RECORDS SHOWN

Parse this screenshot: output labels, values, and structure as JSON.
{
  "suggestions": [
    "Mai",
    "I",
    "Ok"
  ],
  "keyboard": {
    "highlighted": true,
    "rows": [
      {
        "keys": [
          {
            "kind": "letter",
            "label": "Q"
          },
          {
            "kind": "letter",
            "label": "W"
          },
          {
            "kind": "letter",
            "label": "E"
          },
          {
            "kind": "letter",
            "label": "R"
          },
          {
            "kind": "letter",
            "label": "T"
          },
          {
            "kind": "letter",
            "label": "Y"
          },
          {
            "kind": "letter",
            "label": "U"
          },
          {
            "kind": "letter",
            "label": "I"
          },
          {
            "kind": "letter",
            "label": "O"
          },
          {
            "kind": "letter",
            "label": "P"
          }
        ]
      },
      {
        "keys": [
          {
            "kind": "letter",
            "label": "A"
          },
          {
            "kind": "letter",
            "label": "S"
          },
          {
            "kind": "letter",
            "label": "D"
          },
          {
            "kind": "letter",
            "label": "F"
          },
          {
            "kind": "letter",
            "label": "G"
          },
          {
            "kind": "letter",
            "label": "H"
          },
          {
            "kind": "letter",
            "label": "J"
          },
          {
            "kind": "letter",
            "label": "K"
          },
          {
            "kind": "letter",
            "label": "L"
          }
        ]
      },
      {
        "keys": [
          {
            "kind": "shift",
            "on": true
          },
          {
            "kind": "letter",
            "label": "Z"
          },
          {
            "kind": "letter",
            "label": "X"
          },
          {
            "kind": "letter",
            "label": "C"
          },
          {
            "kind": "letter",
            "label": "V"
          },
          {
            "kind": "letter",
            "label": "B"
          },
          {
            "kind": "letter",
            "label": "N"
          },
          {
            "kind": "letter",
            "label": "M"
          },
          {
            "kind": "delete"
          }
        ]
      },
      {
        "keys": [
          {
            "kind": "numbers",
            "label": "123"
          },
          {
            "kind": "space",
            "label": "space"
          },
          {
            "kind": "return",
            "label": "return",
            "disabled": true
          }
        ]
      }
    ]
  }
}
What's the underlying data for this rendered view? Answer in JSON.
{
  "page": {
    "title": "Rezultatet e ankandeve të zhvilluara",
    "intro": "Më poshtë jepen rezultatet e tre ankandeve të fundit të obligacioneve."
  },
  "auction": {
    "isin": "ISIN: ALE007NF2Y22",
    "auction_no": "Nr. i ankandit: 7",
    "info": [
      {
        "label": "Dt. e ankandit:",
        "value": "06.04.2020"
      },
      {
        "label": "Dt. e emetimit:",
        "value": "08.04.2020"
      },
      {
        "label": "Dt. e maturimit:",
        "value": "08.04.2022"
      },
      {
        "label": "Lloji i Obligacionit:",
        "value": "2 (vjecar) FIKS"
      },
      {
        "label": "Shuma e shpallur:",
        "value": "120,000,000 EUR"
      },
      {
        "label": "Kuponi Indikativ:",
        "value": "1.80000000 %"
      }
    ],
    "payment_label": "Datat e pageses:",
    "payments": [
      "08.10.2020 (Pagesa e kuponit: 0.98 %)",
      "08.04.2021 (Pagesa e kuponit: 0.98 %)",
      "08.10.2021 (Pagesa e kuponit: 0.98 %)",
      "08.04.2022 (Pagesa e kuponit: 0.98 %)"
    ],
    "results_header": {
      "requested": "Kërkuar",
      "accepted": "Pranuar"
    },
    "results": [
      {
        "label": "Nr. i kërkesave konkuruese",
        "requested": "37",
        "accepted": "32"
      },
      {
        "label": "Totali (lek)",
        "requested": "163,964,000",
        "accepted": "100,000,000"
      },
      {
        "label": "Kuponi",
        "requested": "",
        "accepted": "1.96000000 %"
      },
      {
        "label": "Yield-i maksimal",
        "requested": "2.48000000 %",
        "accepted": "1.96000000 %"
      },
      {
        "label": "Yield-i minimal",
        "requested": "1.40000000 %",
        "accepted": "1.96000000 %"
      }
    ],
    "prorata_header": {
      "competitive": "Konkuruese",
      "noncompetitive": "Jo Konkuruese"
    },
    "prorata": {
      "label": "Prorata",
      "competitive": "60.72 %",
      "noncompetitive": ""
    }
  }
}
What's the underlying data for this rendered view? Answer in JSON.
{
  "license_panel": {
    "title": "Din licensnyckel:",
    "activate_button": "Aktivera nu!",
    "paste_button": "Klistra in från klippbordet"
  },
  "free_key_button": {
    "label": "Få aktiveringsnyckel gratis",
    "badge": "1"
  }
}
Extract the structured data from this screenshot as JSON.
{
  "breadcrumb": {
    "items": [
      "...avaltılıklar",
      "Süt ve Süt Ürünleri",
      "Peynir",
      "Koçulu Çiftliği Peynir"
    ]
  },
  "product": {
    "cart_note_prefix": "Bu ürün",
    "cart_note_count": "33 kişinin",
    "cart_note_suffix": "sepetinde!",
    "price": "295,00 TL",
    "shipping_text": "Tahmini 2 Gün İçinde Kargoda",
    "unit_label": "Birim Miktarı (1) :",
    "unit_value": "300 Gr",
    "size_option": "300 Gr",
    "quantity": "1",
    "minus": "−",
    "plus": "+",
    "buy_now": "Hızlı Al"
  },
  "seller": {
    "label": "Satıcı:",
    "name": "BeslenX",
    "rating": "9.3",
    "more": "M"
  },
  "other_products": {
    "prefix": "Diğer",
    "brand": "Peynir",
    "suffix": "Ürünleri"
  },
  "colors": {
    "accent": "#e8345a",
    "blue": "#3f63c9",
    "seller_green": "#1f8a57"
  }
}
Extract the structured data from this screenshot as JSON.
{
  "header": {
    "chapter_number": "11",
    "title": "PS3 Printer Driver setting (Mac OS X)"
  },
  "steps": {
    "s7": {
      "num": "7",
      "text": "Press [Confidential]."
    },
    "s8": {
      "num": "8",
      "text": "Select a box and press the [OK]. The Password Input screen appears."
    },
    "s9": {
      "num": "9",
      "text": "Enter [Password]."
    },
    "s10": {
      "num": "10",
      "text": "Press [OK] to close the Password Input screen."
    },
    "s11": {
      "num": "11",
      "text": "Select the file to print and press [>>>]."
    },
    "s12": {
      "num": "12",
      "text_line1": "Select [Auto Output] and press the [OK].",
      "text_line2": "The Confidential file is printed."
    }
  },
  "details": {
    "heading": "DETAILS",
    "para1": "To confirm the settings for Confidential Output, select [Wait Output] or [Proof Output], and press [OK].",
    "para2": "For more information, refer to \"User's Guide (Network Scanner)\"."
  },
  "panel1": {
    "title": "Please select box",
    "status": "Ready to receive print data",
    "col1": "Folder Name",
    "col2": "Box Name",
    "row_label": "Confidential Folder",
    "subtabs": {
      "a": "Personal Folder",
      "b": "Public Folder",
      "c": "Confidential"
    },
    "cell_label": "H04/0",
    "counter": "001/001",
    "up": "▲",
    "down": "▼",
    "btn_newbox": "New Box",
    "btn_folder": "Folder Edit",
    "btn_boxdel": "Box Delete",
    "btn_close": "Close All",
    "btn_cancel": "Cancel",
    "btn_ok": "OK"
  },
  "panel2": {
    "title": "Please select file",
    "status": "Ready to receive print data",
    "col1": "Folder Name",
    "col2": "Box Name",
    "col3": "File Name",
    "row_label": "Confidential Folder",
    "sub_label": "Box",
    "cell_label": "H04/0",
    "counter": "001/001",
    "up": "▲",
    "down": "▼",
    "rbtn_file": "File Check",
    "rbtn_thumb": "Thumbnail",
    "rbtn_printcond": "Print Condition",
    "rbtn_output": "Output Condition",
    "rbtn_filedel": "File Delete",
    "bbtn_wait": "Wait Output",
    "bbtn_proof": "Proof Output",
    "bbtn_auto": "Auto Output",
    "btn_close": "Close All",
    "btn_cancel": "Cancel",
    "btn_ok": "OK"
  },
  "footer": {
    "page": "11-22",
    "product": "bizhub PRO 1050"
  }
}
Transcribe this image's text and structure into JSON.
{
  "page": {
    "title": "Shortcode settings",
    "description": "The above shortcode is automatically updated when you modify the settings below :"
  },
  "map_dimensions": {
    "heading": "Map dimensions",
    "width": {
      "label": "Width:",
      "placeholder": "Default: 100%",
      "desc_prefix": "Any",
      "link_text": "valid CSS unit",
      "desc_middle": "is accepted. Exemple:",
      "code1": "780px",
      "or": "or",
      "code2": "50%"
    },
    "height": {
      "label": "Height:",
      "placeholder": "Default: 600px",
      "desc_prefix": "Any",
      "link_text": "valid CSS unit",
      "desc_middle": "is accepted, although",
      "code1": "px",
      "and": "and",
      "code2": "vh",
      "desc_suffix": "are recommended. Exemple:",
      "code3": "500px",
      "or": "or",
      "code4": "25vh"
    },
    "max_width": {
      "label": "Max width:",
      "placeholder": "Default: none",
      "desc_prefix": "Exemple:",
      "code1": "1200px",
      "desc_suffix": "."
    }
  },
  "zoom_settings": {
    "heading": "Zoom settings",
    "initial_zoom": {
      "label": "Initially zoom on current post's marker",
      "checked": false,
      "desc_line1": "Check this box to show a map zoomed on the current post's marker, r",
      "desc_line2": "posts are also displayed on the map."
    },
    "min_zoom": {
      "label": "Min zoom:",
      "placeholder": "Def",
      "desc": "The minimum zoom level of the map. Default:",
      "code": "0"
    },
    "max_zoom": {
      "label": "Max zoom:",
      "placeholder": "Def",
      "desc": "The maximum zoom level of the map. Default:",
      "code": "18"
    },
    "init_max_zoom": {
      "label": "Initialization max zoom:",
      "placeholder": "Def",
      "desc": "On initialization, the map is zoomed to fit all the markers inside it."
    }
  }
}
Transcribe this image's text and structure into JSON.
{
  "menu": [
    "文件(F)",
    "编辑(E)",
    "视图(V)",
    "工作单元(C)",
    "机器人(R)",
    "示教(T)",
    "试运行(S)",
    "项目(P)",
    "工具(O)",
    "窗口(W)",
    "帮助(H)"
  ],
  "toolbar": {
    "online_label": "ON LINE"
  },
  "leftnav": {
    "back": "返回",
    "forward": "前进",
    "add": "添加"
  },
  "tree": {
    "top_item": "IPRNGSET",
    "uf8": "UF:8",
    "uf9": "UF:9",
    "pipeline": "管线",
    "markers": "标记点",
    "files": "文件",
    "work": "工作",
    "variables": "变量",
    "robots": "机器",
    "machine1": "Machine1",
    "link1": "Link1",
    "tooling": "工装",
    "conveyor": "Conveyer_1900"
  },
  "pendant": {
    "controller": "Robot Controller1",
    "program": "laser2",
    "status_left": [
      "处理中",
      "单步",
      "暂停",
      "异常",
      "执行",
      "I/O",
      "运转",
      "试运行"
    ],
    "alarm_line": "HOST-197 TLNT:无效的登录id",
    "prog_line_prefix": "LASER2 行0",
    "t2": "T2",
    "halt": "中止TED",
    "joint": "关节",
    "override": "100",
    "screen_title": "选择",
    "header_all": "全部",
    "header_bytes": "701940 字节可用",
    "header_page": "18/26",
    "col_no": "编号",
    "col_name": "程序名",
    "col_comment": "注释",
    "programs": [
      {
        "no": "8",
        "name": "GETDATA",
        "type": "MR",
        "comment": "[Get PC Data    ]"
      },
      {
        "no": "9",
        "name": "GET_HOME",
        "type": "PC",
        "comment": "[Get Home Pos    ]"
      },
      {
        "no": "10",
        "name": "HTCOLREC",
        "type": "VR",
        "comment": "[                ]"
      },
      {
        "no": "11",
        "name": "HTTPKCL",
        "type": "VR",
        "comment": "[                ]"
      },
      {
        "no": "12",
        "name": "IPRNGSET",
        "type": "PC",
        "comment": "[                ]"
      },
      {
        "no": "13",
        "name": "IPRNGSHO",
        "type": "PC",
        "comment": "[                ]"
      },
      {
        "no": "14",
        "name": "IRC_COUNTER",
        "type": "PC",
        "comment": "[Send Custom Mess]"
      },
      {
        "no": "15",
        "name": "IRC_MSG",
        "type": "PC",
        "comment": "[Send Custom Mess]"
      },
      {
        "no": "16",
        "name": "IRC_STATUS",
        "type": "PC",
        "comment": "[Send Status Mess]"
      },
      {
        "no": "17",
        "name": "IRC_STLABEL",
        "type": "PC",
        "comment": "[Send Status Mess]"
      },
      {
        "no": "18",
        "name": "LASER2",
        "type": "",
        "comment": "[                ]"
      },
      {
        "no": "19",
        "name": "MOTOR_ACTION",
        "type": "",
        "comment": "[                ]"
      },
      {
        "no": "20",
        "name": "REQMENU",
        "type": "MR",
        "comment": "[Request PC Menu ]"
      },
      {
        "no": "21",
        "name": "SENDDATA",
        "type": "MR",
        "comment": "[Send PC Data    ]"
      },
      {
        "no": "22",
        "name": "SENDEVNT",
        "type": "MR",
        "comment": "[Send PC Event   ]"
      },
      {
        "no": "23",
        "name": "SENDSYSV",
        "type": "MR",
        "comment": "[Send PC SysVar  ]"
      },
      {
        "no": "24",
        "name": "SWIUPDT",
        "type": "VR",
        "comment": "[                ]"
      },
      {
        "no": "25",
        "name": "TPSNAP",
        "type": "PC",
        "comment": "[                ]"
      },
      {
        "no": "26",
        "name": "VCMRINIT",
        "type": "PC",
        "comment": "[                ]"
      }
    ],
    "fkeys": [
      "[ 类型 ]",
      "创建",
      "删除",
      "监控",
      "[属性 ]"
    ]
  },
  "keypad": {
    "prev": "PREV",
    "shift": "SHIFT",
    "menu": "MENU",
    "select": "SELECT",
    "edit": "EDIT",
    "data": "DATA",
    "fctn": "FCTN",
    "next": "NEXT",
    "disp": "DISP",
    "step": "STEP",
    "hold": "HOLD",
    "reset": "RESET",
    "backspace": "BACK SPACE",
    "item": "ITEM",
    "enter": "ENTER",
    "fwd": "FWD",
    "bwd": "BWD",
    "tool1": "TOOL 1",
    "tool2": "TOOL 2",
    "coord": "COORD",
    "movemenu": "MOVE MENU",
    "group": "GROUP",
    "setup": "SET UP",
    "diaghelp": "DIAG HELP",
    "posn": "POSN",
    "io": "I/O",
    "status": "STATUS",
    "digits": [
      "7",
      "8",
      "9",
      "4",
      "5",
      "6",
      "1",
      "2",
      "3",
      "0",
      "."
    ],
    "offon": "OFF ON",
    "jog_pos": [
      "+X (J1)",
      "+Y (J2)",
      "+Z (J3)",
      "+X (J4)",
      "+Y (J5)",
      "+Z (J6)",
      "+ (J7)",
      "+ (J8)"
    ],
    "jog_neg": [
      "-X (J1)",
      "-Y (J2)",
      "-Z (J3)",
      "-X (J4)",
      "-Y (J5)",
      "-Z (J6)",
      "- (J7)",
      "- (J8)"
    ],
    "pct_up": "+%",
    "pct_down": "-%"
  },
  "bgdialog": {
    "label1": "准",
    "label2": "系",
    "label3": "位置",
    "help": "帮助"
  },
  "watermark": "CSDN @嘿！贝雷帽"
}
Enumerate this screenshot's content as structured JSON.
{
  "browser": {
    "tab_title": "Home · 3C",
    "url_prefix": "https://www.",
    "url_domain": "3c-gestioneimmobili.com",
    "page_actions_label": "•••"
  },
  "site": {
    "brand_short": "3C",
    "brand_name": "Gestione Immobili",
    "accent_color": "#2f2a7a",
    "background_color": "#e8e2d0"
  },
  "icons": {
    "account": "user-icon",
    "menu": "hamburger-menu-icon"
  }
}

YOUR INSTRUCTIONS
Identify the lines above that contain the word "Yield", then copy them.

CORRECT ANSWER
        "label": "Yield-i maksimal",
        "label": "Yield-i minimal",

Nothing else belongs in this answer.